▶ THE TASK
Each entry must be given again exactly; images do not belong in the copy.

▶ LISTED RECORDS

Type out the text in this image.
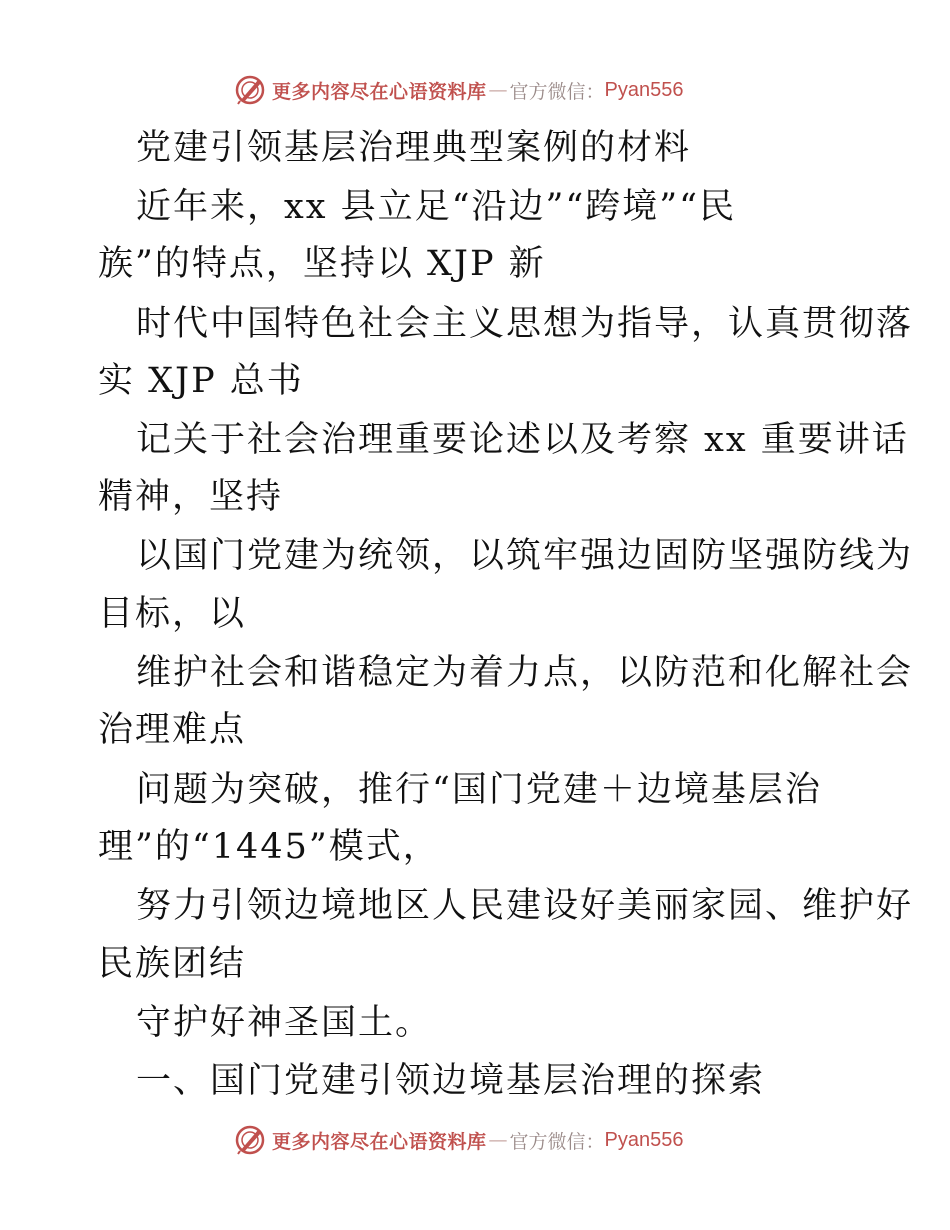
更多内容尽在心语资料库 — 官方微信： Pyan556
党建引领基层治理典型案例的材料
近年来，xx 县立足“沿边”“跨境”“民
族”的特点，坚持以 XJP 新
时代中国特色社会主义思想为指导，认真贯彻落
实 XJP 总书
记关于社会治理重要论述以及考察 xx 重要讲话
精神，坚持
以国门党建为统领，以筑牢强边固防坚强防线为
目标，以
维护社会和谐稳定为着力点，以防范和化解社会
治理难点
问题为突破，推行“国门党建＋边境基层治
理”的“1445”模式，
努力引领边境地区人民建设好美丽家园、维护好
民族团结
守护好神圣国土。
一、国门党建引领边境基层治理的探索
更多内容尽在心语资料库 — 官方微信： Pyan556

▶ OUTPUT FOR THIS EXERCISE
Type out the text in this image.
更多内容尽在心语资料库 — 官方微信： Pyan556
党建引领基层治理典型案例的材料
近年来，xx 县立足“沿边”“跨境”“民
族”的特点，坚持以 XJP 新
时代中国特色社会主义思想为指导，认真贯彻落
实 XJP 总书
记关于社会治理重要论述以及考察 xx 重要讲话
精神，坚持
以国门党建为统领，以筑牢强边固防坚强防线为
目标，以
维护社会和谐稳定为着力点，以防范和化解社会
治理难点
问题为突破，推行“国门党建＋边境基层治
理”的“1445”模式，
努力引领边境地区人民建设好美丽家园、维护好
民族团结
守护好神圣国土。
一、国门党建引领边境基层治理的探索
更多内容尽在心语资料库 — 官方微信： Pyan556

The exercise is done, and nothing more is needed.